Task material start

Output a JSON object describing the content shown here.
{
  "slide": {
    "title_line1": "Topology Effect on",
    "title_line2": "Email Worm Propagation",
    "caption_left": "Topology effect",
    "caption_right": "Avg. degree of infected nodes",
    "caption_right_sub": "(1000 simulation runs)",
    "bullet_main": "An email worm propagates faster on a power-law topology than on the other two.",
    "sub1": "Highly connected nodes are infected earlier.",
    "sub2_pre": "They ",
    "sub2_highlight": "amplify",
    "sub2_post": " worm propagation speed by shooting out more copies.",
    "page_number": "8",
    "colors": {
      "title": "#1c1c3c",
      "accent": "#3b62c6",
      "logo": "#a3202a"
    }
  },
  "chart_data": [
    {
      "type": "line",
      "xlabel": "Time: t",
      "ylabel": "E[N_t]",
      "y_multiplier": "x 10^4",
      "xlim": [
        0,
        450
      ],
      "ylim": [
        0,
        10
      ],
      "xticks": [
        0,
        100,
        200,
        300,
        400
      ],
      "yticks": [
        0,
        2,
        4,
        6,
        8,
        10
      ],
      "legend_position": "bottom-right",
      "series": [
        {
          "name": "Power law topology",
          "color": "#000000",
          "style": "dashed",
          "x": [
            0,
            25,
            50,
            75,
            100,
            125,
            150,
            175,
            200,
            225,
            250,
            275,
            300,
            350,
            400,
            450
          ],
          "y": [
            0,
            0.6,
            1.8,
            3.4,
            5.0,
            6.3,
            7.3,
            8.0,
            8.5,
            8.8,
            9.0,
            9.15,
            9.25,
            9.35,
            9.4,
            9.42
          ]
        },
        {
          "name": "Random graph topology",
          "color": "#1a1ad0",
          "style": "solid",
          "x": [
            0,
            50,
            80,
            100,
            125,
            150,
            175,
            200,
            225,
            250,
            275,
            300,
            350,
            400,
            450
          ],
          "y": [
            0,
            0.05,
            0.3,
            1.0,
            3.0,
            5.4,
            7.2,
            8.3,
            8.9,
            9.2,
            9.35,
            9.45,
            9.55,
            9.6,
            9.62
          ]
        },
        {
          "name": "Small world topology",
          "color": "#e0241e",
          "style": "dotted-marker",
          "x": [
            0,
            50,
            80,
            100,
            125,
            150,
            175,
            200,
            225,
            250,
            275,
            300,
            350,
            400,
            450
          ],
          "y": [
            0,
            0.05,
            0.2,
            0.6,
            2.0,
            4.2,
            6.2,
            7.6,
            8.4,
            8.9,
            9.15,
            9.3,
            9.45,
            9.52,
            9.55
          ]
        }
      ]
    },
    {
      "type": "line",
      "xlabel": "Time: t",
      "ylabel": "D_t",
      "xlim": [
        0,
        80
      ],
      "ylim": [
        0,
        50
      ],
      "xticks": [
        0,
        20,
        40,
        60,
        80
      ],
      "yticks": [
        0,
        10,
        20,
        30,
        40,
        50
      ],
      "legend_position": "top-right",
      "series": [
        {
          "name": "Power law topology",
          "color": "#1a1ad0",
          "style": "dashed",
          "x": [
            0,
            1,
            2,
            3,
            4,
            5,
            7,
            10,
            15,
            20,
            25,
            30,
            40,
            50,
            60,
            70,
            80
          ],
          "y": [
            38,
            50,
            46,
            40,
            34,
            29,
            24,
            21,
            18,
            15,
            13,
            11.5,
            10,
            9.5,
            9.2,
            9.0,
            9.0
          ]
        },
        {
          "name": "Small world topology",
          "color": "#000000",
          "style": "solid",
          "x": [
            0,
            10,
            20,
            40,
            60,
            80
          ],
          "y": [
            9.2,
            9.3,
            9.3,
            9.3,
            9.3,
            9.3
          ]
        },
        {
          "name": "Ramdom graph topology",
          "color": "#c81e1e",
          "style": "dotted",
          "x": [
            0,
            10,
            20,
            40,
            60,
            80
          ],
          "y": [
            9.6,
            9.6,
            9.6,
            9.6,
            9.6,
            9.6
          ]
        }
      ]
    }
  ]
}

Task material end

Read through the entries and copy each line in which "graph" appears.

          "name": "Random graph topology",
          "name": "Ramdom graph topology",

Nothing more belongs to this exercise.